DIRECTIONS: Can you reproduce the data beneath, keeping every line exact?

RECORDED DATA:
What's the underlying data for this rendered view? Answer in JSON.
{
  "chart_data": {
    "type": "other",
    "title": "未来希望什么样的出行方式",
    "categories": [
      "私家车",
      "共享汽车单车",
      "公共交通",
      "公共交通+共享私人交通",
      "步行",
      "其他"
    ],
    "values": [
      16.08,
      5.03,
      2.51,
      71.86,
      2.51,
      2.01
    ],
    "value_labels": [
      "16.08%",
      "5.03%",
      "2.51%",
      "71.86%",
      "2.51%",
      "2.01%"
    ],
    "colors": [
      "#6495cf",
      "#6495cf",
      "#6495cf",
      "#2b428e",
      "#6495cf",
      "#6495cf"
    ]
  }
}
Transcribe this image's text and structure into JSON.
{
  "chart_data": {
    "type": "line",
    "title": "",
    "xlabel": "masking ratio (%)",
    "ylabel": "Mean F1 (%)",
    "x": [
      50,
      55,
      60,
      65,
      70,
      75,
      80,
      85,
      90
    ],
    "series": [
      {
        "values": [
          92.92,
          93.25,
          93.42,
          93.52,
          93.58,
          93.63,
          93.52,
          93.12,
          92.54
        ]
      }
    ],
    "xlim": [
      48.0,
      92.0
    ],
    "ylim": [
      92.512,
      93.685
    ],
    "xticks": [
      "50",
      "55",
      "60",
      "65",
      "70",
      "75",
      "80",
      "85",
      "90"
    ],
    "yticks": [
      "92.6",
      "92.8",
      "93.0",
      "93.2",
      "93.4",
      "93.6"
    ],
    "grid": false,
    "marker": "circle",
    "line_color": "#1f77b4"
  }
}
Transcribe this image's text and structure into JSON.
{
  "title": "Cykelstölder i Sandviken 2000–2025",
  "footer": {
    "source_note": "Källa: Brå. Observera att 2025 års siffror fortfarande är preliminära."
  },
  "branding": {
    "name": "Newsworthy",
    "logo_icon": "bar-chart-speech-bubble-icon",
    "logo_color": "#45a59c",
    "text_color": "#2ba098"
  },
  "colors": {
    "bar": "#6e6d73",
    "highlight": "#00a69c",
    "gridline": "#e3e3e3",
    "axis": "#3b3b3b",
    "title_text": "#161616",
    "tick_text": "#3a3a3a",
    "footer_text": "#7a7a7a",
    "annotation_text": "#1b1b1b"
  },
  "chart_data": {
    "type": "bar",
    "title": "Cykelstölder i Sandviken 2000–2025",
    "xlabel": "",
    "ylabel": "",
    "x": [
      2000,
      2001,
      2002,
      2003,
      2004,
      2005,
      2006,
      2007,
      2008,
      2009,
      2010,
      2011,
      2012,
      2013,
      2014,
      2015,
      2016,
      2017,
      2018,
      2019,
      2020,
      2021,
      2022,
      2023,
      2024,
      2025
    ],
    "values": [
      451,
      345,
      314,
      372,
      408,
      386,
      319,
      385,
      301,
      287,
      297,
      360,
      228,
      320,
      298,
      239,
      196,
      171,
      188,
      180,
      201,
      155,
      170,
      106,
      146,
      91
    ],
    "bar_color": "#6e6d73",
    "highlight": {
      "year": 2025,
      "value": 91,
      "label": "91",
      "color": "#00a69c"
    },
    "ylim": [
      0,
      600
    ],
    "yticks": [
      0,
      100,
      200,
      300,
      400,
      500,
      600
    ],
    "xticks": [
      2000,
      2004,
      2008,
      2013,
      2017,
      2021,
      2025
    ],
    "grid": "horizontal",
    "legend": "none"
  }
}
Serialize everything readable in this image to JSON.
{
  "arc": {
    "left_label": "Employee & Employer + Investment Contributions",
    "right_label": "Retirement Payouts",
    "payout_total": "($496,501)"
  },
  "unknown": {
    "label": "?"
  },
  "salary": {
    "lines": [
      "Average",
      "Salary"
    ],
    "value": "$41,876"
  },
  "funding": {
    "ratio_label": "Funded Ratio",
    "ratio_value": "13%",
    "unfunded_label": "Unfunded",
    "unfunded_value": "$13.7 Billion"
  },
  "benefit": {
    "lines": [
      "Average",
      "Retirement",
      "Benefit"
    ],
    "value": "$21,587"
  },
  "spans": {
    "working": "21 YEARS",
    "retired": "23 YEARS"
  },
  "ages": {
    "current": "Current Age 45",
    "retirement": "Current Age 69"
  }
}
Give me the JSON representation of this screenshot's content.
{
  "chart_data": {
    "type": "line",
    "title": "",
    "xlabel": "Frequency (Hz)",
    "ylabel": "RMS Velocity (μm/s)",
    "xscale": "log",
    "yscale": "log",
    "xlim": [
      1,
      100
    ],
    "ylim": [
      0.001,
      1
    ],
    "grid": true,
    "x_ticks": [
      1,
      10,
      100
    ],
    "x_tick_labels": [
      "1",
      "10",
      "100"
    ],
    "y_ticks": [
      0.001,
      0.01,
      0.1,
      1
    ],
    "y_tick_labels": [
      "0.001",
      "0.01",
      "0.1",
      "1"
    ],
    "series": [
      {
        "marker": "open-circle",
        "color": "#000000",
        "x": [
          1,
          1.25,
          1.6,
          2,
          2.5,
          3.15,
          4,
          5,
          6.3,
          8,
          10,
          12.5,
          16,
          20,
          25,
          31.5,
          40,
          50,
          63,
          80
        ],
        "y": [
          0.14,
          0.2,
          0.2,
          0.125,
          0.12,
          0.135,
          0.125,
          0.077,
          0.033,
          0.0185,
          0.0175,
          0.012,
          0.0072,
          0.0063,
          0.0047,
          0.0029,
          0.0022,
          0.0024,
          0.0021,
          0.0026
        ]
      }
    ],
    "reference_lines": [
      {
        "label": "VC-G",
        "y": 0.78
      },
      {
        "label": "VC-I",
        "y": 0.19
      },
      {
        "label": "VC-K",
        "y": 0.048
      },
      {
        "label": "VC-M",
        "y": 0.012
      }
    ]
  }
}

ANSWER TO THIS EXERCISE:
What's the underlying data for this rendered view? Answer in JSON.
{
  "chart_data": {
    "type": "other",
    "title": "未来希望什么样的出行方式",
    "categories": [
      "私家车",
      "共享汽车单车",
      "公共交通",
      "公共交通+共享私人交通",
      "步行",
      "其他"
    ],
    "values": [
      16.08,
      5.03,
      2.51,
      71.86,
      2.51,
      2.01
    ],
    "value_labels": [
      "16.08%",
      "5.03%",
      "2.51%",
      "71.86%",
      "2.51%",
      "2.01%"
    ],
    "colors": [
      "#6495cf",
      "#6495cf",
      "#6495cf",
      "#2b428e",
      "#6495cf",
      "#6495cf"
    ]
  }
}
Transcribe this image's text and structure into JSON.
{
  "chart_data": {
    "type": "line",
    "title": "",
    "xlabel": "masking ratio (%)",
    "ylabel": "Mean F1 (%)",
    "x": [
      50,
      55,
      60,
      65,
      70,
      75,
      80,
      85,
      90
    ],
    "series": [
      {
        "values": [
          92.92,
          93.25,
          93.42,
          93.52,
          93.58,
          93.63,
          93.52,
          93.12,
          92.54
        ]
      }
    ],
    "xlim": [
      48.0,
      92.0
    ],
    "ylim": [
      92.512,
      93.685
    ],
    "xticks": [
      "50",
      "55",
      "60",
      "65",
      "70",
      "75",
      "80",
      "85",
      "90"
    ],
    "yticks": [
      "92.6",
      "92.8",
      "93.0",
      "93.2",
      "93.4",
      "93.6"
    ],
    "grid": false,
    "marker": "circle",
    "line_color": "#1f77b4"
  }
}
Transcribe this image's text and structure into JSON.
{
  "title": "Cykelstölder i Sandviken 2000–2025",
  "footer": {
    "source_note": "Källa: Brå. Observera att 2025 års siffror fortfarande är preliminära."
  },
  "branding": {
    "name": "Newsworthy",
    "logo_icon": "bar-chart-speech-bubble-icon",
    "logo_color": "#45a59c",
    "text_color": "#2ba098"
  },
  "colors": {
    "bar": "#6e6d73",
    "highlight": "#00a69c",
    "gridline": "#e3e3e3",
    "axis": "#3b3b3b",
    "title_text": "#161616",
    "tick_text": "#3a3a3a",
    "footer_text": "#7a7a7a",
    "annotation_text": "#1b1b1b"
  },
  "chart_data": {
    "type": "bar",
    "title": "Cykelstölder i Sandviken 2000–2025",
    "xlabel": "",
    "ylabel": "",
    "x": [
      2000,
      2001,
      2002,
      2003,
      2004,
      2005,
      2006,
      2007,
      2008,
      2009,
      2010,
      2011,
      2012,
      2013,
      2014,
      2015,
      2016,
      2017,
      2018,
      2019,
      2020,
      2021,
      2022,
      2023,
      2024,
      2025
    ],
    "values": [
      451,
      345,
      314,
      372,
      408,
      386,
      319,
      385,
      301,
      287,
      297,
      360,
      228,
      320,
      298,
      239,
      196,
      171,
      188,
      180,
      201,
      155,
      170,
      106,
      146,
      91
    ],
    "bar_color": "#6e6d73",
    "highlight": {
      "year": 2025,
      "value": 91,
      "label": "91",
      "color": "#00a69c"
    },
    "ylim": [
      0,
      600
    ],
    "yticks": [
      0,
      100,
      200,
      300,
      400,
      500,
      600
    ],
    "xticks": [
      2000,
      2004,
      2008,
      2013,
      2017,
      2021,
      2025
    ],
    "grid": "horizontal",
    "legend": "none"
  }
}
Serialize everything readable in this image to JSON.
{
  "arc": {
    "left_label": "Employee & Employer + Investment Contributions",
    "right_label": "Retirement Payouts",
    "payout_total": "($496,501)"
  },
  "unknown": {
    "label": "?"
  },
  "salary": {
    "lines": [
      "Average",
      "Salary"
    ],
    "value": "$41,876"
  },
  "funding": {
    "ratio_label": "Funded Ratio",
    "ratio_value": "13%",
    "unfunded_label": "Unfunded",
    "unfunded_value": "$13.7 Billion"
  },
  "benefit": {
    "lines": [
      "Average",
      "Retirement",
      "Benefit"
    ],
    "value": "$21,587"
  },
  "spans": {
    "working": "21 YEARS",
    "retired": "23 YEARS"
  },
  "ages": {
    "current": "Current Age 45",
    "retirement": "Current Age 69"
  }
}
Give me the JSON representation of this screenshot's content.
{
  "chart_data": {
    "type": "line",
    "title": "",
    "xlabel": "Frequency (Hz)",
    "ylabel": "RMS Velocity (μm/s)",
    "xscale": "log",
    "yscale": "log",
    "xlim": [
      1,
      100
    ],
    "ylim": [
      0.001,
      1
    ],
    "grid": true,
    "x_ticks": [
      1,
      10,
      100
    ],
    "x_tick_labels": [
      "1",
      "10",
      "100"
    ],
    "y_ticks": [
      0.001,
      0.01,
      0.1,
      1
    ],
    "y_tick_labels": [
      "0.001",
      "0.01",
      "0.1",
      "1"
    ],
    "series": [
      {
        "marker": "open-circle",
        "color": "#000000",
        "x": [
          1,
          1.25,
          1.6,
          2,
          2.5,
          3.15,
          4,
          5,
          6.3,
          8,
          10,
          12.5,
          16,
          20,
          25,
          31.5,
          40,
          50,
          63,
          80
        ],
        "y": [
          0.14,
          0.2,
          0.2,
          0.125,
          0.12,
          0.135,
          0.125,
          0.077,
          0.033,
          0.0185,
          0.0175,
          0.012,
          0.0072,
          0.0063,
          0.0047,
          0.0029,
          0.0022,
          0.0024,
          0.0021,
          0.0026
        ]
      }
    ],
    "reference_lines": [
      {
        "label": "VC-G",
        "y": 0.78
      },
      {
        "label": "VC-I",
        "y": 0.19
      },
      {
        "label": "VC-K",
        "y": 0.048
      },
      {
        "label": "VC-M",
        "y": 0.012
      }
    ]
  }
}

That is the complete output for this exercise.